[AIM]:
All the records that follow need to be reproduced exactly. Omit the images.

** START OF DATA ENTRIES **

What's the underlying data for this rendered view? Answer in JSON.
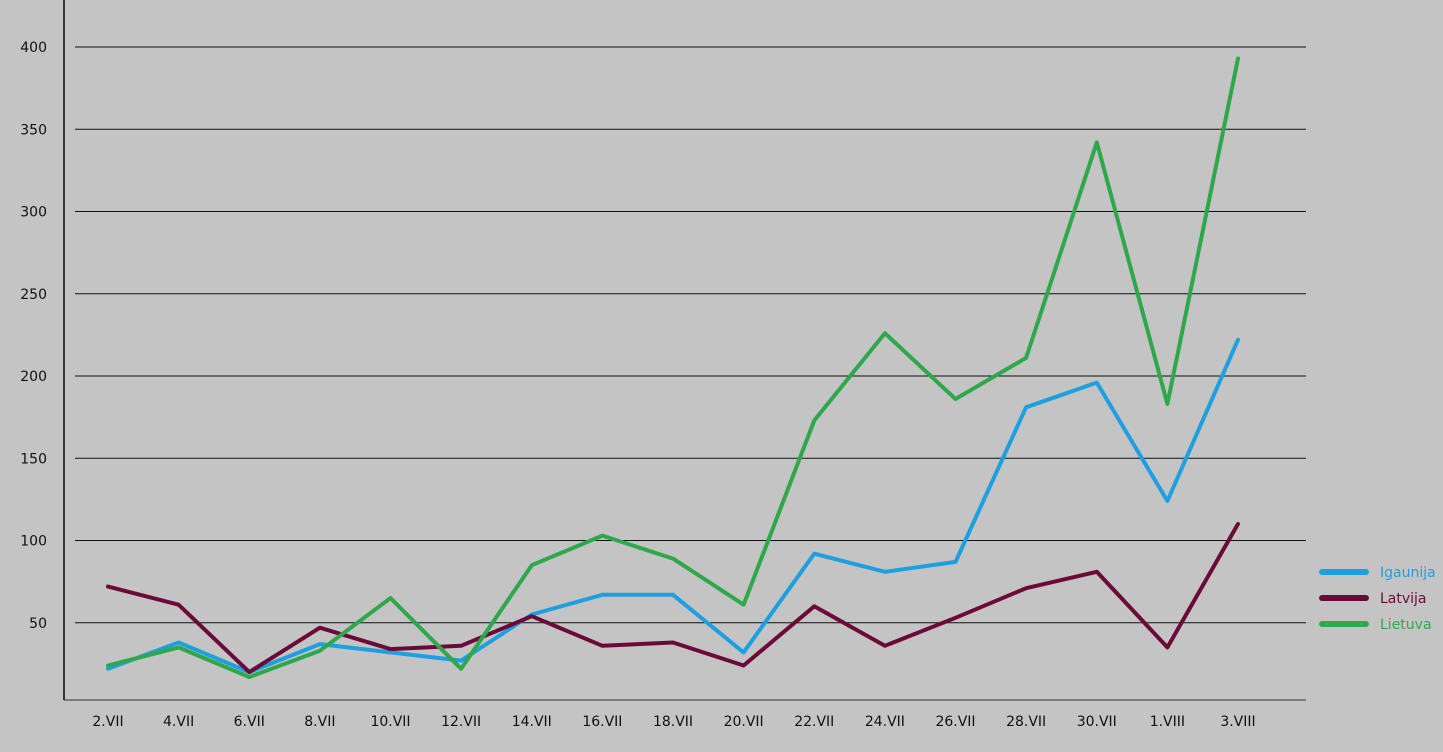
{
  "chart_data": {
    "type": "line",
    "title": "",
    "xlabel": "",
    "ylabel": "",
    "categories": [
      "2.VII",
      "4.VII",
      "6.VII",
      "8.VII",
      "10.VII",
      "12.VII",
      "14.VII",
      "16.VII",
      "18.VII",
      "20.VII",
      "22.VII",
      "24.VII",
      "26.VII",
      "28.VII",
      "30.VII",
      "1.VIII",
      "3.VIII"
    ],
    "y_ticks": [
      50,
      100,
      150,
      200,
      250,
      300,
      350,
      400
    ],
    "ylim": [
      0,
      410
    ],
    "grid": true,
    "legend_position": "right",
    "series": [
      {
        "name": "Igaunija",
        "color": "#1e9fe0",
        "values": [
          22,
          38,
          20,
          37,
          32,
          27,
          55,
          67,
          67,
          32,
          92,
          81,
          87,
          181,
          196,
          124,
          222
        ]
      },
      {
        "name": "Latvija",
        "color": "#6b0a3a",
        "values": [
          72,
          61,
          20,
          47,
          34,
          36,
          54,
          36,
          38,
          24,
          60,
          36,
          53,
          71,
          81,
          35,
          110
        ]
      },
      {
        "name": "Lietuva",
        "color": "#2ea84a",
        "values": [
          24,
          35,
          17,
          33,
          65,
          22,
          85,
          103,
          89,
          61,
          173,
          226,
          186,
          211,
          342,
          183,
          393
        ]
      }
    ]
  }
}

** END OF DATA ENTRIES **

[RESULT]:
What's the underlying data for this rendered view? Answer in JSON.
{
  "chart_data": {
    "type": "line",
    "title": "",
    "xlabel": "",
    "ylabel": "",
    "categories": [
      "2.VII",
      "4.VII",
      "6.VII",
      "8.VII",
      "10.VII",
      "12.VII",
      "14.VII",
      "16.VII",
      "18.VII",
      "20.VII",
      "22.VII",
      "24.VII",
      "26.VII",
      "28.VII",
      "30.VII",
      "1.VIII",
      "3.VIII"
    ],
    "y_ticks": [
      50,
      100,
      150,
      200,
      250,
      300,
      350,
      400
    ],
    "ylim": [
      0,
      410
    ],
    "grid": true,
    "legend_position": "right",
    "series": [
      {
        "name": "Igaunija",
        "color": "#1e9fe0",
        "values": [
          22,
          38,
          20,
          37,
          32,
          27,
          55,
          67,
          67,
          32,
          92,
          81,
          87,
          181,
          196,
          124,
          222
        ]
      },
      {
        "name": "Latvija",
        "color": "#6b0a3a",
        "values": [
          72,
          61,
          20,
          47,
          34,
          36,
          54,
          36,
          38,
          24,
          60,
          36,
          53,
          71,
          81,
          35,
          110
        ]
      },
      {
        "name": "Lietuva",
        "color": "#2ea84a",
        "values": [
          24,
          35,
          17,
          33,
          65,
          22,
          85,
          103,
          89,
          61,
          173,
          226,
          186,
          211,
          342,
          183,
          393
        ]
      }
    ]
  }
}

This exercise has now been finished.